Prompt:
Rewrite the stretch from the start of the records through the line that contains "List all visible", swapping every "POST SURGERY" for "RECOVERY" and leaving everything else unchanged. Leave the pictures out of your answer.

Raw data:
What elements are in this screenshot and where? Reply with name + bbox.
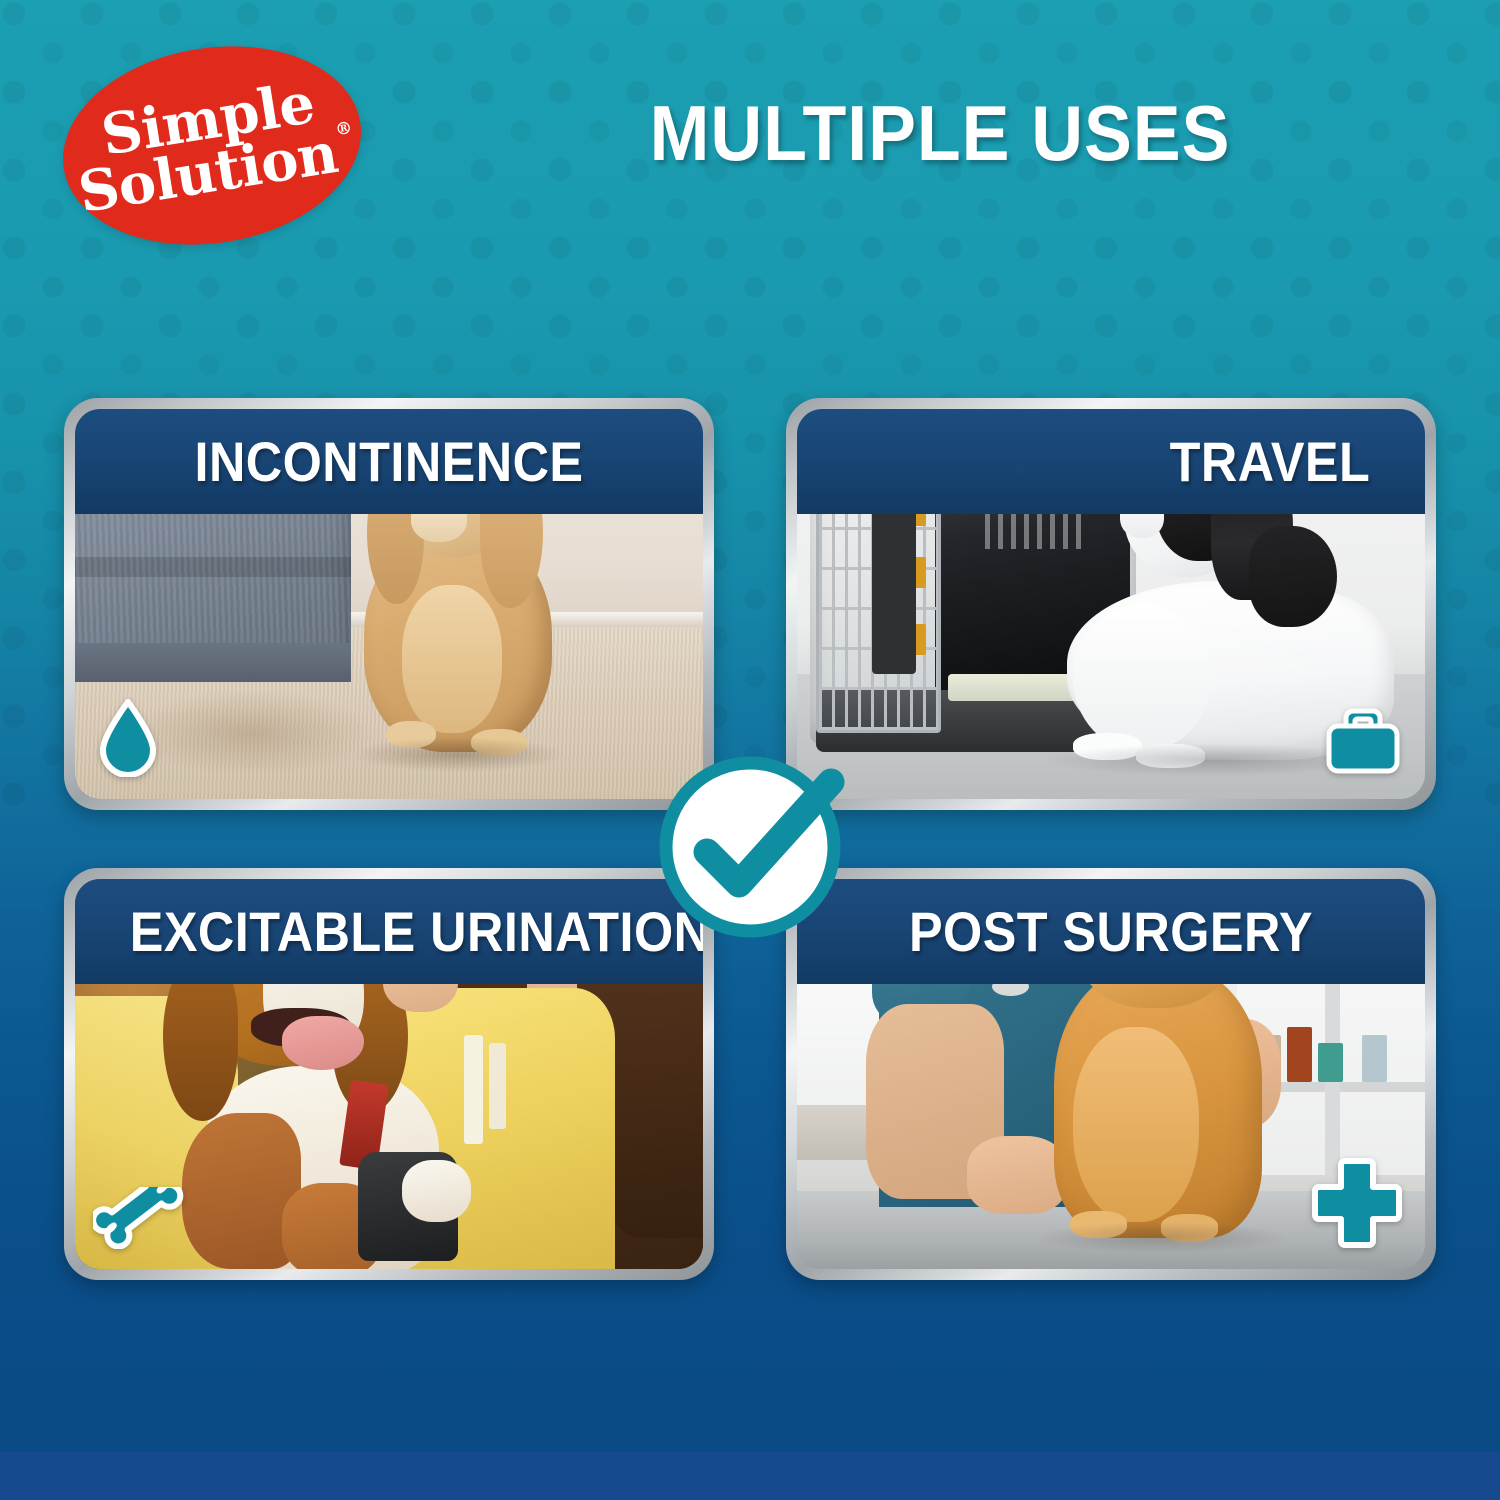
card-header-excitable-urination: EXCITABLE URINATION [75, 879, 703, 984]
check-circle-icon [655, 752, 845, 942]
brand-logo: Simple Solution® [62, 48, 362, 243]
card-title: POST SURGERY [852, 899, 1370, 964]
water-drop-icon [97, 699, 159, 777]
card-header-travel: TRAVEL [797, 409, 1425, 514]
card-header-post-surgery: POST SURGERY [797, 879, 1425, 984]
logo-wordmark: Simple Solution® [49, 26, 376, 266]
dog-bone-icon [93, 1187, 197, 1249]
card-header-incontinence: INCONTINENCE [75, 409, 703, 514]
suitcase-icon [1323, 705, 1403, 777]
card-post-surgery[interactable]: POST SURGERY [786, 868, 1436, 1280]
card-travel[interactable]: TRAVEL [786, 398, 1436, 810]
card-title: TRAVEL [852, 429, 1370, 494]
page-title: MULTIPLE USES [471, 88, 1409, 179]
card-inner: INCONTINENCE [75, 409, 703, 799]
card-inner: EXCITABLE URINATION [75, 879, 703, 1269]
poster-canvas: Simple Solution® MULTIPLE USES [0, 0, 1500, 1500]
bottom-color-band [0, 1452, 1500, 1500]
card-title: EXCITABLE URINATION [130, 899, 648, 964]
registered-mark: ® [334, 118, 353, 140]
card-inner: TRAVEL [797, 409, 1425, 799]
card-inner: POST SURGERY [797, 879, 1425, 1269]
card-title: INCONTINENCE [130, 429, 648, 494]
card-incontinence[interactable]: INCONTINENCE [64, 398, 714, 810]
medical-cross-icon [1309, 1155, 1405, 1251]
card-excitable-urination[interactable]: EXCITABLE URINATION [64, 868, 714, 1280]
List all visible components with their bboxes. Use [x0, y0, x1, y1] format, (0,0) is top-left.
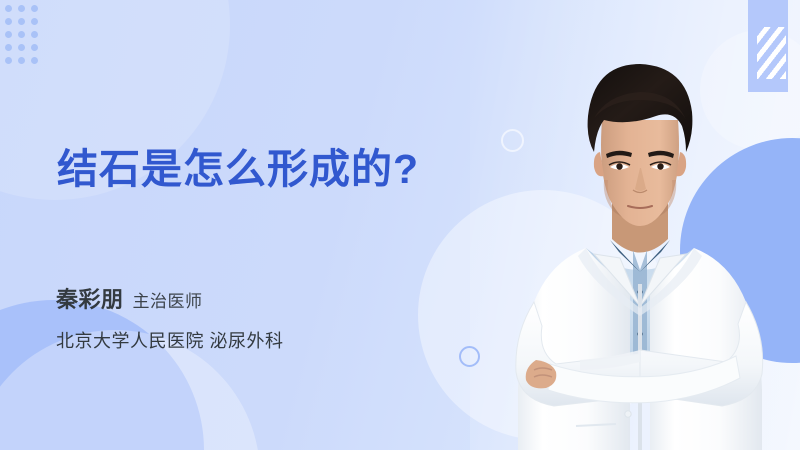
dot [31, 18, 38, 25]
doctor-portrait [490, 34, 790, 450]
dot [31, 31, 38, 38]
dot [18, 31, 25, 38]
doctor-affiliation: 北京大学人民医院 泌尿外科 [56, 327, 284, 353]
dot [31, 57, 38, 64]
dot [18, 44, 25, 51]
dot [31, 44, 38, 51]
dot [18, 57, 25, 64]
dot [5, 31, 12, 38]
doctor-byline: 秦彩朋主治医师 [56, 282, 203, 314]
doctor-rank: 主治医师 [133, 292, 203, 311]
cover-canvas: 结石是怎么形成的? 秦彩朋主治医师 北京大学人民医院 泌尿外科 [0, 0, 800, 450]
doctor-name: 秦彩朋 [56, 287, 124, 312]
dot [5, 5, 12, 12]
dot [5, 57, 12, 64]
page-title: 结石是怎么形成的? [57, 144, 419, 194]
dot [18, 5, 25, 12]
dot [5, 44, 12, 51]
ring-lower-center-icon [459, 346, 480, 367]
dot [18, 18, 25, 25]
dot [31, 5, 38, 12]
dot-grid-decoration [5, 5, 45, 71]
dot [5, 18, 12, 25]
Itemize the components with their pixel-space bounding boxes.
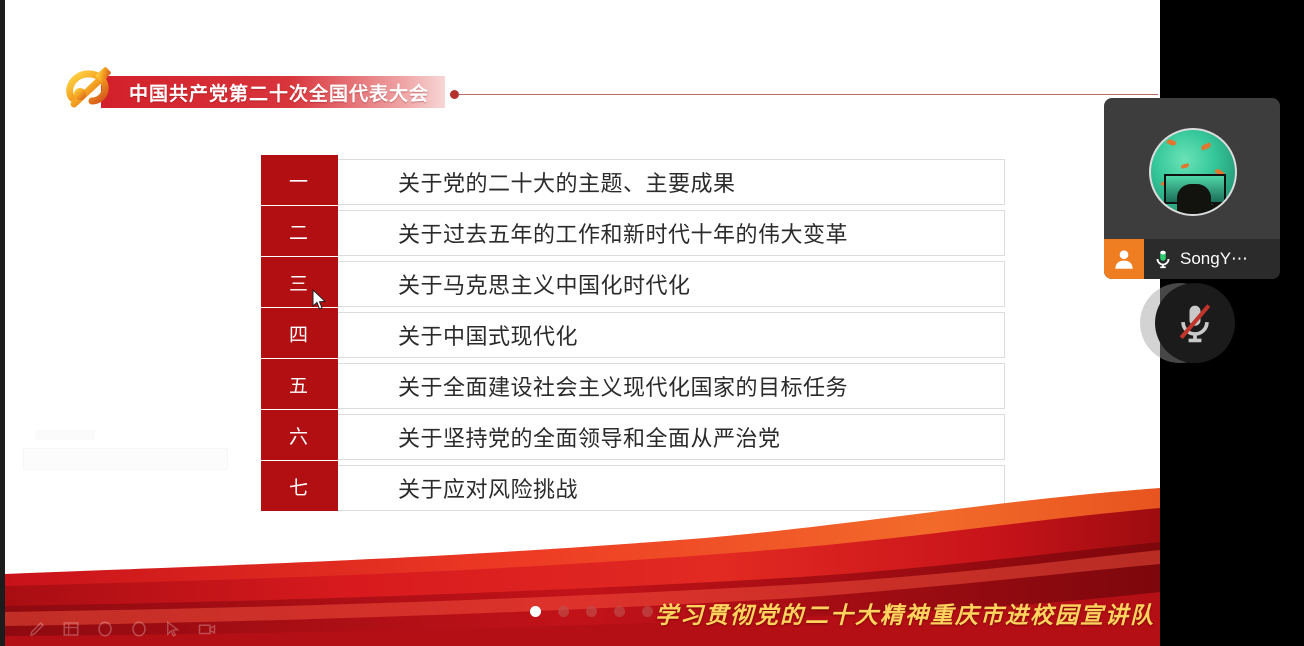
list-item-number-label: 七: [289, 473, 310, 500]
participant-name-label: SongY⋯: [1180, 249, 1248, 269]
list-item-number-label: 一: [289, 167, 310, 194]
list-item[interactable]: 关于党的二十大的主题、主要成果 一: [261, 155, 1005, 205]
presentation-toolbar[interactable]: [27, 620, 217, 638]
list-item-textbox: 关于中国式现代化: [277, 312, 1005, 358]
list-item-label: 关于党的二十大的主题、主要成果: [398, 166, 736, 198]
slide-watermark: [23, 448, 228, 470]
presentation-slide[interactable]: 中国共产党第二十次全国代表大会 关于党的二十大的主题、主要成果 一 关于过去五年…: [5, 0, 1160, 646]
list-item-textbox: 关于全面建设社会主义现代化国家的目标任务: [277, 363, 1005, 409]
list-item[interactable]: 关于坚持党的全面领导和全面从严治党 六: [261, 410, 1005, 460]
cursor-pointer-icon[interactable]: [163, 620, 183, 638]
progress-dot-4[interactable]: [614, 606, 625, 617]
slide-watermark-secondary: [35, 430, 95, 440]
list-item-number: 一: [261, 155, 338, 205]
person-icon: [1104, 239, 1144, 279]
progress-dot-1[interactable]: [530, 606, 541, 617]
list-item-number: 六: [261, 410, 338, 460]
list-item-number-label: 六: [289, 422, 310, 449]
mouse-pointer-icon: [312, 289, 328, 311]
list-item-number-label: 四: [289, 320, 310, 347]
participant-video-tile[interactable]: SongY⋯: [1104, 98, 1280, 279]
participant-name-bar: SongY⋯: [1104, 239, 1280, 279]
list-item-textbox: 关于马克思主义中国化时代化: [277, 261, 1005, 307]
agenda-list: 关于党的二十大的主题、主要成果 一 关于过去五年的工作和新时代十年的伟大变革 二…: [261, 155, 1005, 512]
hammer-sickle-emblem-icon: [60, 64, 122, 112]
progress-dot-5[interactable]: [642, 606, 653, 617]
slide-title-text: 中国共产党第二十次全国代表大会: [129, 79, 429, 106]
list-item-label: 关于过去五年的工作和新时代十年的伟大变革: [398, 217, 848, 249]
list-item-number: 四: [261, 308, 338, 358]
footer-gold-title: 学习贯彻党的二十大精神重庆市进校园宣讲队: [655, 596, 1155, 630]
list-item-textbox: 关于坚持党的全面领导和全面从严治党: [277, 414, 1005, 460]
list-item-label: 关于坚持党的全面领导和全面从严治党: [398, 421, 781, 453]
screen-root: 中国共产党第二十次全国代表大会 关于党的二十大的主题、主要成果 一 关于过去五年…: [0, 0, 1304, 646]
video-camera-icon[interactable]: [197, 620, 217, 638]
progress-dot-2[interactable]: [558, 606, 569, 617]
list-item-number: 七: [261, 461, 338, 511]
list-item[interactable]: 关于中国式现代化 四: [261, 308, 1005, 358]
header-accent-line: [458, 94, 1158, 96]
list-item[interactable]: 关于全面建设社会主义现代化国家的目标任务 五: [261, 359, 1005, 409]
microphone-muted-icon[interactable]: [1173, 301, 1217, 345]
avatar: [1149, 128, 1237, 216]
list-item-number-label: 五: [289, 371, 310, 398]
ellipse-icon[interactable]: [95, 620, 115, 638]
slide-header: 中国共产党第二十次全国代表大会: [5, 30, 1160, 90]
list-item-number: 二: [261, 206, 338, 256]
list-item-label: 关于中国式现代化: [398, 319, 578, 351]
list-item-number-label: 三: [289, 269, 310, 296]
list-item-label: 关于马克思主义中国化时代化: [398, 268, 691, 300]
grid-icon[interactable]: [61, 620, 81, 638]
microphone-on-icon: [1150, 248, 1176, 270]
progress-dot-3[interactable]: [586, 606, 597, 617]
slide-progress-dots[interactable]: [530, 606, 653, 617]
ellipse-outline-icon[interactable]: [129, 620, 149, 638]
list-item-number-label: 二: [289, 218, 310, 245]
list-item-label: 关于全面建设社会主义现代化国家的目标任务: [398, 370, 848, 402]
list-item-textbox: 关于过去五年的工作和新时代十年的伟大变革: [277, 210, 1005, 256]
list-item-textbox: 关于党的二十大的主题、主要成果: [277, 159, 1005, 205]
pen-icon[interactable]: [27, 620, 47, 638]
list-item-number: 五: [261, 359, 338, 409]
list-item[interactable]: 关于过去五年的工作和新时代十年的伟大变革 二: [261, 206, 1005, 256]
slide-title-banner: 中国共产党第二十次全国代表大会: [101, 76, 445, 108]
mute-button[interactable]: [1155, 283, 1235, 363]
list-item[interactable]: 关于马克思主义中国化时代化 三: [261, 257, 1005, 307]
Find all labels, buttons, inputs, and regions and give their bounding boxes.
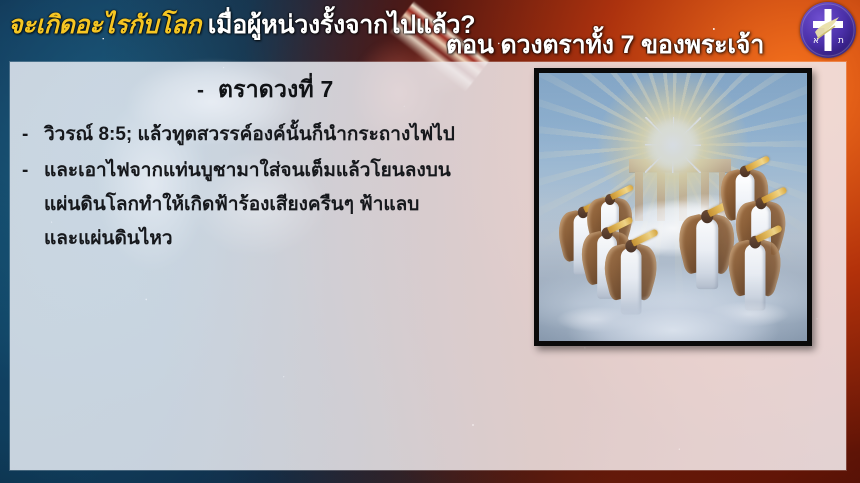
angel-figure (737, 225, 772, 310)
angel-robe (745, 244, 766, 311)
bullet-dash: - (22, 154, 32, 188)
bullet-dash: - (22, 118, 32, 152)
bullet-body: และเอาไฟจากแท่นบูชามาใส่จนเต็มแล้วโยนลงบ… (44, 154, 542, 256)
slide-header: จะเกิดอะไรกับโลก เมื่อผู้หน่วงรั้งจากไปแ… (0, 0, 860, 62)
bullet-line: และเอาไฟจากแท่นบูชามาใส่จนเต็มแล้วโยนลงบ… (44, 154, 542, 188)
heading-dash: - (197, 79, 204, 103)
section-heading: ตราดวงที่ 7 (218, 72, 333, 108)
angel-robe (696, 218, 718, 289)
bullet-line: แผ่นดินโลกทำให้เกิดฟ้าร้องเสียงครืนๆ ฟ้า… (44, 188, 542, 222)
svg-text:א: א (813, 36, 819, 46)
svg-text:ת: ת (838, 36, 844, 46)
slide-title-rest: เมื่อผู้หน่วงรั้งจากไปแล้ว? (201, 11, 475, 39)
bullet-item: - วิวรณ์ 8:5; แล้วทูตสวรรค์องค์นั้นก็นำก… (22, 118, 542, 152)
bullet-line: และแผ่นดินไหว (44, 222, 542, 256)
section-heading-row: - ตราดวงที่ 7 (22, 72, 542, 108)
bullet-line: วิวรณ์ 8:5; แล้วทูตสวรรค์องค์นั้นก็นำกระ… (44, 118, 542, 152)
presentation-slide: จะเกิดอะไรกับโลก เมื่อผู้หน่วงรั้งจากไปแ… (0, 0, 860, 483)
angel-figure (613, 229, 648, 314)
seven-angels-illustration (539, 73, 807, 341)
ministry-logo[interactable]: א ת (800, 2, 856, 58)
illustration-frame (534, 68, 812, 346)
slide-title-highlight: จะเกิดอะไรกับโลก (8, 11, 201, 39)
bullet-body: วิวรณ์ 8:5; แล้วทูตสวรรค์องค์นั้นก็นำกระ… (44, 118, 542, 152)
cross-dove-icon: א ת (800, 2, 856, 58)
slide-title: จะเกิดอะไรกับโลก เมื่อผู้หน่วงรั้งจากไปแ… (8, 13, 475, 38)
angel-robe (621, 248, 642, 315)
slide-subtitle: ตอน ดวงตราทั้ง 7 ของพระเจ้า (446, 33, 764, 58)
angel-figure (688, 199, 725, 289)
scripture-text-block: - ตราดวงที่ 7 - วิวรณ์ 8:5; แล้วทูตสวรรค… (22, 72, 542, 258)
bullet-item: - และเอาไฟจากแท่นบูชามาใส่จนเต็มแล้วโยนล… (22, 154, 542, 256)
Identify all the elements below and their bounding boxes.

Task response:
What elements are in this screenshot and where? Reply with name + bbox.
card-header-excitable-urination: EXCITABLE URINATION [75, 879, 703, 984]
check-circle-icon [655, 752, 845, 942]
brand-logo: Simple Solution® [62, 48, 362, 243]
card-title: RECOVERY [852, 899, 1370, 964]
water-drop-icon [97, 699, 159, 777]
card-header-travel: TRAVEL [797, 409, 1425, 514]
card-header-post-surgery: RECOVERY [797, 879, 1425, 984]
logo-wordmark: Simple Solution® [49, 26, 376, 266]
dog-bone-icon [93, 1187, 197, 1249]
card-header-incontinence: INCONTINENCE [75, 409, 703, 514]
suitcase-icon [1323, 705, 1403, 777]
card-post-surgery[interactable]: RECOVERY [786, 868, 1436, 1280]
card-travel[interactable]: TRAVEL [786, 398, 1436, 810]
card-title: TRAVEL [852, 429, 1370, 494]
page-title: MULTIPLE USES [471, 88, 1409, 179]
card-inner: INCONTINENCE [75, 409, 703, 799]
card-inner: EXCITABLE URINATION [75, 879, 703, 1269]
poster-canvas: Simple Solution® MULTIPLE USES [0, 0, 1500, 1500]
bottom-color-band [0, 1452, 1500, 1500]
card-title: EXCITABLE URINATION [130, 899, 648, 964]
registered-mark: ® [334, 118, 353, 140]
card-inner: TRAVEL [797, 409, 1425, 799]
card-inner: RECOVERY [797, 879, 1425, 1269]
card-title: INCONTINENCE [130, 429, 648, 494]
card-incontinence[interactable]: INCONTINENCE [64, 398, 714, 810]
medical-cross-icon [1309, 1155, 1405, 1251]
card-excitable-urination[interactable]: EXCITABLE URINATION [64, 868, 714, 1280]
List all visible components with their bboxes. Use [x0, y0, x1, y1] format, (0,0) is top-left.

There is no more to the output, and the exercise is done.